| WRITTEN PROBLEM |
Single out the lines that include the word "title". Copy them.

| INPUT ROWS |
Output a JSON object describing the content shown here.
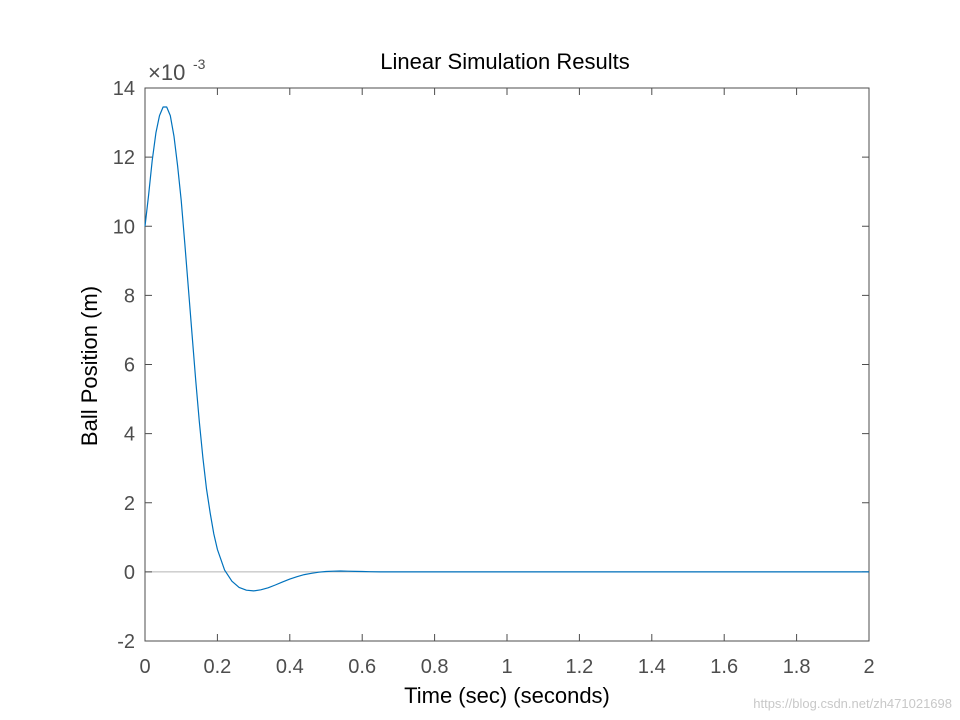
{
  "chart_data": {
    "type": "line",
    "title": "Linear Simulation Results",
    "xlabel": "Time (sec) (seconds)",
    "ylabel": "Ball Position (m)",
    "xlim": [
      0,
      2
    ],
    "ylim": [
      -2,
      14
    ],
    "y_exponent_label": {
      "base": "×10",
      "exponent": "-3"
    },
    "x_ticks": [
      "0",
      "0.2",
      "0.4",
      "0.6",
      "0.8",
      "1",
      "1.2",
      "1.4",
      "1.6",
      "1.8",
      "2"
    ],
    "y_ticks": [
      "-2",
      "0",
      "2",
      "4",
      "6",
      "8",
      "10",
      "12",
      "14"
    ],
    "zero_reference_line": 0,
    "grid": false,
    "series": [
      {
        "color": "#0072bd",
        "x": [
          0,
          0.01,
          0.02,
          0.03,
          0.04,
          0.05,
          0.06,
          0.07,
          0.08,
          0.09,
          0.1,
          0.11,
          0.12,
          0.13,
          0.14,
          0.15,
          0.16,
          0.17,
          0.18,
          0.19,
          0.2,
          0.22,
          0.24,
          0.26,
          0.28,
          0.3,
          0.32,
          0.34,
          0.36,
          0.38,
          0.4,
          0.42,
          0.44,
          0.46,
          0.48,
          0.5,
          0.52,
          0.54,
          0.56,
          0.58,
          0.6,
          0.62,
          0.65,
          0.7,
          0.75,
          0.8,
          0.85,
          0.9,
          1.0,
          1.2,
          1.4,
          1.6,
          1.8,
          2.0
        ],
        "y": [
          10.0,
          10.9,
          11.9,
          12.7,
          13.2,
          13.45,
          13.45,
          13.2,
          12.6,
          11.75,
          10.75,
          9.5,
          8.2,
          6.85,
          5.55,
          4.35,
          3.3,
          2.4,
          1.7,
          1.1,
          0.65,
          0.05,
          -0.27,
          -0.45,
          -0.53,
          -0.55,
          -0.52,
          -0.46,
          -0.38,
          -0.29,
          -0.21,
          -0.14,
          -0.08,
          -0.04,
          -0.01,
          0.01,
          0.02,
          0.025,
          0.02,
          0.015,
          0.01,
          0.005,
          0.0,
          0.0,
          0.0,
          0.0,
          0.0,
          0.0,
          0.0,
          0.0,
          0.0,
          0.0,
          0.0,
          0.0
        ]
      }
    ]
  },
  "colors": {
    "axis": "#4d4d4d",
    "zero_line": "#b4b4b4",
    "line": "#0072bd"
  },
  "watermark": "https://blog.csdn.net/zh471021698"
}
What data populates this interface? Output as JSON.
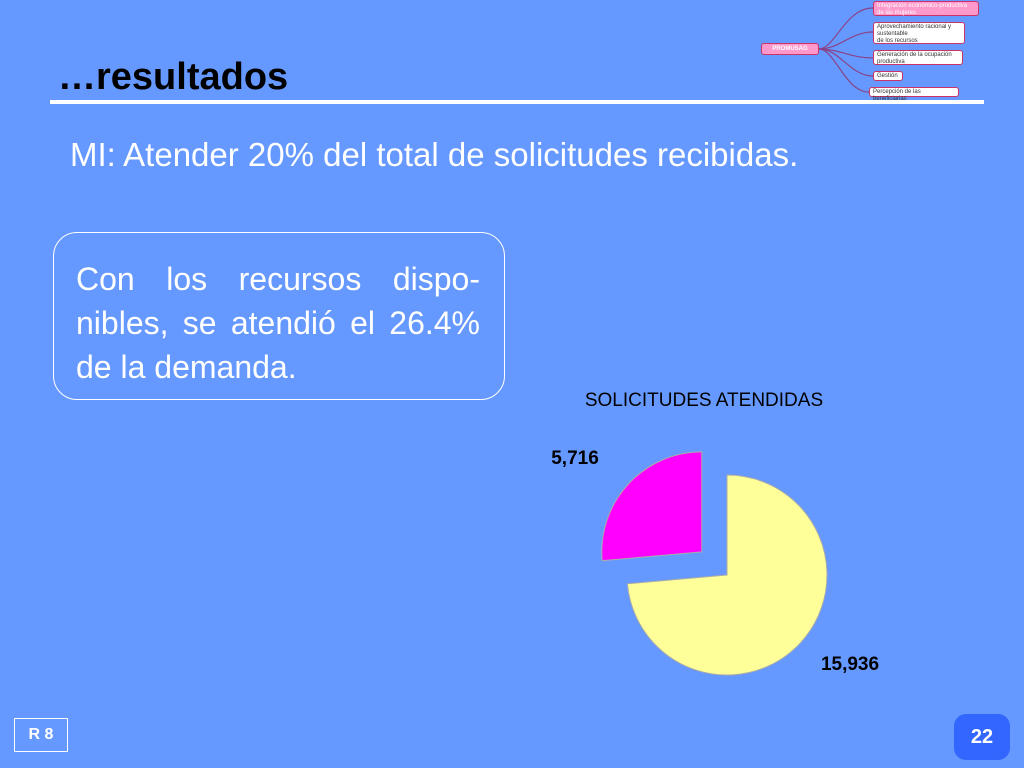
{
  "slide": {
    "title": "…resultados",
    "objective": "MI: Atender 20% del total de solicitudes recibidas.",
    "callout": "Con los recursos dispo-nibles, se atendió el 26.4% de la demanda.",
    "code_badge": "R 8",
    "page_number": "22"
  },
  "diagram": {
    "root": "PROMUSAG",
    "nodes": [
      "Integración económico-productiva\nde las mujeres",
      "Aprovechamiento racional y\nsustentable\nde los recursos",
      "Generación de la ocupación\nproductiva",
      "Gestión",
      "Percepción de las beneficiarias"
    ]
  },
  "chart_data": {
    "type": "pie",
    "title": "SOLICITUDES ATENDIDAS",
    "slices": [
      {
        "label": "5,716",
        "value": 5716,
        "color": "#FF00FF",
        "exploded": true
      },
      {
        "label": "15,936",
        "value": 15936,
        "color": "#FFFF99",
        "exploded": false
      }
    ],
    "start_angle_deg": 0,
    "direction": "counterclockwise",
    "legend": "none",
    "border_color": "#AAAAAA"
  }
}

| OUTPUT OF THE EXERCISE |
    "title": "Linear Simulation Results",
    "title": "…resultados",
    "title": "SOLICITUDES ATENDIDAS",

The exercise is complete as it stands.